Dataset items
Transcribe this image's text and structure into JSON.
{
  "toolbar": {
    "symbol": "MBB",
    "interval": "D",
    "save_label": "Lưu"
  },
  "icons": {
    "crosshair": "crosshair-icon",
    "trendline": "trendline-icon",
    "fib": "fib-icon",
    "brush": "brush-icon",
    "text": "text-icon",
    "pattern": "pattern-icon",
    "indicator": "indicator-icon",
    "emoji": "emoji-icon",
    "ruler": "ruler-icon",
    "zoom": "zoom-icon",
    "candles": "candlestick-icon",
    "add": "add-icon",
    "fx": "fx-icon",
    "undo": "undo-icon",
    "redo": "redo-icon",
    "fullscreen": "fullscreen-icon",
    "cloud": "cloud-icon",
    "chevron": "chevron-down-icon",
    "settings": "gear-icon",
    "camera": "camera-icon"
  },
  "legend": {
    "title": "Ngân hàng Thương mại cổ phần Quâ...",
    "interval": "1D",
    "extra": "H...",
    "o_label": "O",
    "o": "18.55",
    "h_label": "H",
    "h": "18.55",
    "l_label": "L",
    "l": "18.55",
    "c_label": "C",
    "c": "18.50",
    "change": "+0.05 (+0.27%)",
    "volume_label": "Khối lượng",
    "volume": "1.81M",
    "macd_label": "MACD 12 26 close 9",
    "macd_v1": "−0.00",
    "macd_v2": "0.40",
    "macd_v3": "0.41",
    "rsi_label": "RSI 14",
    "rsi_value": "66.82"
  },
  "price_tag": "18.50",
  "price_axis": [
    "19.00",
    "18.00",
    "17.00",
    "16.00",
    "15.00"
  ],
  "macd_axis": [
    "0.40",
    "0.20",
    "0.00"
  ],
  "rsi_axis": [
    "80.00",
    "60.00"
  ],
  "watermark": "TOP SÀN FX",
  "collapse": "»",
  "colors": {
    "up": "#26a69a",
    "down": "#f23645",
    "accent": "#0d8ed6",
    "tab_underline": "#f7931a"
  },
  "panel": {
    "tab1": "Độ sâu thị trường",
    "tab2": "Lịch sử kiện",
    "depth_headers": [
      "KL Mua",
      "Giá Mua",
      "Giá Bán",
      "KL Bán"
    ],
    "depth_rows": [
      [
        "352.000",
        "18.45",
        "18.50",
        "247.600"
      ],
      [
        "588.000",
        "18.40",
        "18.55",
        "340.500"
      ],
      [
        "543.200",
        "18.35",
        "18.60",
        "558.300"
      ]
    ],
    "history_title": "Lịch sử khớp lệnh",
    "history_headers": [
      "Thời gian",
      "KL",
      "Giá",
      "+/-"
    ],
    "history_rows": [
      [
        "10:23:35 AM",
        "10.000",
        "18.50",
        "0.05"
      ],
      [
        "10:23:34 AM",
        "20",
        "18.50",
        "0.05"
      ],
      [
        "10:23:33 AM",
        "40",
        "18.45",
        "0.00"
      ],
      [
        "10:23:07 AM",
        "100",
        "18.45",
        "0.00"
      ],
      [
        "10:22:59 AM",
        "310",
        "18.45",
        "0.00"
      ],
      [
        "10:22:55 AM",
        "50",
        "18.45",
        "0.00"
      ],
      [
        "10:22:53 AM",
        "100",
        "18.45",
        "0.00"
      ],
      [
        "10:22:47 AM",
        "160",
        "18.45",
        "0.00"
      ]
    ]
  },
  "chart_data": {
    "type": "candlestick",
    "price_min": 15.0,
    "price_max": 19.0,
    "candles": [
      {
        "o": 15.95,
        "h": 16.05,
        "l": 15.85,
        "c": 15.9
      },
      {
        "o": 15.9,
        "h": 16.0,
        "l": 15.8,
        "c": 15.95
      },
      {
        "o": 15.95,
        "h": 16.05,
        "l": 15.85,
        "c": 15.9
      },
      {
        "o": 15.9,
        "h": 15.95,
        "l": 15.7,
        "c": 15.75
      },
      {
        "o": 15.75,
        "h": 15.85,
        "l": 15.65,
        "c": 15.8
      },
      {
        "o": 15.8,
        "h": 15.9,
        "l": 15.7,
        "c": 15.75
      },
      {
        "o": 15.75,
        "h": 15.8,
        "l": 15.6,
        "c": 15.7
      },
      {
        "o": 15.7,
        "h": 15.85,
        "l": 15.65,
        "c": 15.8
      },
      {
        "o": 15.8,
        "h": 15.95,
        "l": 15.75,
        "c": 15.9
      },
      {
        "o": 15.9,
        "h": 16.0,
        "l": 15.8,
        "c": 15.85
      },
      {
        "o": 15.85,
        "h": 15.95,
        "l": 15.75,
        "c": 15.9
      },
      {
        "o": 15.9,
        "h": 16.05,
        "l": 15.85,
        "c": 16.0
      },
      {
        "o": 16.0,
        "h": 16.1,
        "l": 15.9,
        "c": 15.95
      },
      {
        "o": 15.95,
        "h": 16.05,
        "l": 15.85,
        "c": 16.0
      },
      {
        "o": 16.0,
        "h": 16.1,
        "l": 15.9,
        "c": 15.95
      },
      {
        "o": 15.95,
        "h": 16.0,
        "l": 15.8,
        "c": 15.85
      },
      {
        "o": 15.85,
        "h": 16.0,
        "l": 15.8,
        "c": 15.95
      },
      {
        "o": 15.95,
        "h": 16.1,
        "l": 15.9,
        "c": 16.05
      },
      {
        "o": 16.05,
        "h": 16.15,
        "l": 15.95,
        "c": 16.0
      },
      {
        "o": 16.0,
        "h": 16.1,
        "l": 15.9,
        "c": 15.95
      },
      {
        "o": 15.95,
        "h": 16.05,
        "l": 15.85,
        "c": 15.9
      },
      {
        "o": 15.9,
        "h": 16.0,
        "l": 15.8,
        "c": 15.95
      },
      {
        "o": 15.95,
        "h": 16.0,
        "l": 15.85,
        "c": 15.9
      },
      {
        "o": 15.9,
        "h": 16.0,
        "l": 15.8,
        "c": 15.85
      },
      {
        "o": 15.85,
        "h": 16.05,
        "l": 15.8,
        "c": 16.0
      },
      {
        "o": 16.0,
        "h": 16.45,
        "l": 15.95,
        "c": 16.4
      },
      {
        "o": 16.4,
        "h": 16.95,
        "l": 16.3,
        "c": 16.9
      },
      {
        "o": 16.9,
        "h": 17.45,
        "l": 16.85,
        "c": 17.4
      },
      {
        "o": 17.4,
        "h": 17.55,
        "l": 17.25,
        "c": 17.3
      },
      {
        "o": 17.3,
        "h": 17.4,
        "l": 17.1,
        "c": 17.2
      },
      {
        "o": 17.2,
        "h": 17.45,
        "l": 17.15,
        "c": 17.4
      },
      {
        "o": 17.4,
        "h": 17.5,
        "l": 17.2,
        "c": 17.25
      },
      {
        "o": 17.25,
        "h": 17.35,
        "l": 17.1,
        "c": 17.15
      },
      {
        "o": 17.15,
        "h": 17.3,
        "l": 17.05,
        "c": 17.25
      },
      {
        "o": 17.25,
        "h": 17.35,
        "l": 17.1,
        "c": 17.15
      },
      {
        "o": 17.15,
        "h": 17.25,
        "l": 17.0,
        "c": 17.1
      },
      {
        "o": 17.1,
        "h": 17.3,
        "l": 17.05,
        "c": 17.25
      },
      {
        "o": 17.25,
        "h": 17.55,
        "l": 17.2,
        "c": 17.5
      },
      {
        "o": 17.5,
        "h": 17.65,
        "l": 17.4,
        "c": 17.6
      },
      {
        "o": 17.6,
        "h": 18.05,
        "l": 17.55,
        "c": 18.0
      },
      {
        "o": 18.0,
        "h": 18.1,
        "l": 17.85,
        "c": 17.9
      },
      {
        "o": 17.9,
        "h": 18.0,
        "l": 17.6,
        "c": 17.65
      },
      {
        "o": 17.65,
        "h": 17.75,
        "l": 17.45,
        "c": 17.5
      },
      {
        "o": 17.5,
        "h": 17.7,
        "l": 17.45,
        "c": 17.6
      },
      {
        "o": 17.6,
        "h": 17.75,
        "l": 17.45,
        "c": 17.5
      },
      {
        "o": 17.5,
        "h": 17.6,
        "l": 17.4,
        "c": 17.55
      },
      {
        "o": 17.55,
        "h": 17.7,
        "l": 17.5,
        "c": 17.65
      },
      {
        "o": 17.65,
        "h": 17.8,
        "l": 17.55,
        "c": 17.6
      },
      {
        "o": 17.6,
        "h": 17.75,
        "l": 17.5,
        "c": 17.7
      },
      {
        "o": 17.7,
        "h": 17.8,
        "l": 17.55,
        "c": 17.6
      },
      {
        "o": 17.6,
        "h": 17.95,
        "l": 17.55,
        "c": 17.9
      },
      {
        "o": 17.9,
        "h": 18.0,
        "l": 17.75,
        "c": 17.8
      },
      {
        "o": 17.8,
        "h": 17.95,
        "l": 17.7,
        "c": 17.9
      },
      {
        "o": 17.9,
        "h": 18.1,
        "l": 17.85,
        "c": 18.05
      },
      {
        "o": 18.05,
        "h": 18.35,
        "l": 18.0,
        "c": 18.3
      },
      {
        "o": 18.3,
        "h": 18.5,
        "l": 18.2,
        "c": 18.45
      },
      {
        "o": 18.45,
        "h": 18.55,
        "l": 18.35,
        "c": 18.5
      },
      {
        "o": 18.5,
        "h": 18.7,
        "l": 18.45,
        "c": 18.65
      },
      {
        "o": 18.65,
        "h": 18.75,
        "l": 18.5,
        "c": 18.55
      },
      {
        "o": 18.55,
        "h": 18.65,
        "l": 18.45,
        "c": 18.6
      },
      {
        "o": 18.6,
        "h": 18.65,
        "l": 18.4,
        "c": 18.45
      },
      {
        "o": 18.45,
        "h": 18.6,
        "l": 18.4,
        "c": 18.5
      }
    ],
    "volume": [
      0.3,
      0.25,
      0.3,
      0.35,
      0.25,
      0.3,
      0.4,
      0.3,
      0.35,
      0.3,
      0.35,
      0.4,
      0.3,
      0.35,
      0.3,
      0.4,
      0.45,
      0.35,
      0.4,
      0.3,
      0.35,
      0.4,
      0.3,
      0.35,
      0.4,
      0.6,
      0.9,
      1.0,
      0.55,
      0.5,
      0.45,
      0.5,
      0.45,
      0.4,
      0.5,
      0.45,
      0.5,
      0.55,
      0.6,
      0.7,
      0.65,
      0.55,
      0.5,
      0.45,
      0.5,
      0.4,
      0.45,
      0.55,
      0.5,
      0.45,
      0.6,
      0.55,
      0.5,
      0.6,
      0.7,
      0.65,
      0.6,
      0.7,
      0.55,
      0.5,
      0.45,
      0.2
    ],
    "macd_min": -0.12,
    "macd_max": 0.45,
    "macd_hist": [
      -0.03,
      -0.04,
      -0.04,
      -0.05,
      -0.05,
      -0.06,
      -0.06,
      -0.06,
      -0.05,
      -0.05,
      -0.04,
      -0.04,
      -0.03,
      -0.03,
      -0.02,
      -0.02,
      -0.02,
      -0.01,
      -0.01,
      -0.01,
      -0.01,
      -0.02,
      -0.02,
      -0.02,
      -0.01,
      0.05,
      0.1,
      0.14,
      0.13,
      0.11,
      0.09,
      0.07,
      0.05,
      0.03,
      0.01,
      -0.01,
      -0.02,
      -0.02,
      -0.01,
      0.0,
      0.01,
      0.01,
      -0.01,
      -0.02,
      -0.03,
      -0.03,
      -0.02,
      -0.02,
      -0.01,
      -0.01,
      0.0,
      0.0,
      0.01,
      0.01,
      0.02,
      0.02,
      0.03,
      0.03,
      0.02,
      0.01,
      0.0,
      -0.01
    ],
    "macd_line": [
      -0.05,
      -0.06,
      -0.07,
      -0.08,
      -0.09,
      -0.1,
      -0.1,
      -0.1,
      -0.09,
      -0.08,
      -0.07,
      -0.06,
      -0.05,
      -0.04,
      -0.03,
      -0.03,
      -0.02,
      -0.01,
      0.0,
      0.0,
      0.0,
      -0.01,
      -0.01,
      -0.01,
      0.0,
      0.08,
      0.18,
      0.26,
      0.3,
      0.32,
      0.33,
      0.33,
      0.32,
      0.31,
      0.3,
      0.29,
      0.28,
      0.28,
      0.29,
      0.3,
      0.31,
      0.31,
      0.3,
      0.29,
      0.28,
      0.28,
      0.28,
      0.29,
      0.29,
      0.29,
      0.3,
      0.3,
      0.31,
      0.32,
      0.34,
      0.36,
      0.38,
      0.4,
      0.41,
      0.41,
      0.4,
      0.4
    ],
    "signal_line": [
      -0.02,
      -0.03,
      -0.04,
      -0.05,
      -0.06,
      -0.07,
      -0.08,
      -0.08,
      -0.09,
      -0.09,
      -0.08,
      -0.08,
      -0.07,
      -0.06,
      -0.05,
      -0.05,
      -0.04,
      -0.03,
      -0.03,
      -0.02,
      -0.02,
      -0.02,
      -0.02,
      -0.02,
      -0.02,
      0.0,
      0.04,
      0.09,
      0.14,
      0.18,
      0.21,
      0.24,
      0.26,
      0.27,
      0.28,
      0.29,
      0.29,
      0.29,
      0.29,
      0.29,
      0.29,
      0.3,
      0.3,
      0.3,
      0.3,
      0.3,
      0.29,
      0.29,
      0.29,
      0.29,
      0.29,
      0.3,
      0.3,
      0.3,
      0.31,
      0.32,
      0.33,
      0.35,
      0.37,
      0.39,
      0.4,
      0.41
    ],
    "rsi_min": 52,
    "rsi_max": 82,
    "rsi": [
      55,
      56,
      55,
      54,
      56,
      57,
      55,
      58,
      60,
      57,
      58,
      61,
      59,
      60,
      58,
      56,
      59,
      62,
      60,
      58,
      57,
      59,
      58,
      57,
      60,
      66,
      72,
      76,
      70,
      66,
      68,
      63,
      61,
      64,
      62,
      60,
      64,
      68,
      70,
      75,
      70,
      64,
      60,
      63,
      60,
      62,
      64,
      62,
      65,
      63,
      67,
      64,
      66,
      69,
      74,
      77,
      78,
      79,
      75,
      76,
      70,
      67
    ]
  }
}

__Given exercise__:
Using the listing above, gather each line that holds the string "Lịch" and copy it.

__Answer for this exercise__:
    "tab2": "Lịch sử kiện",
    "history_title": "Lịch sử khớp lệnh",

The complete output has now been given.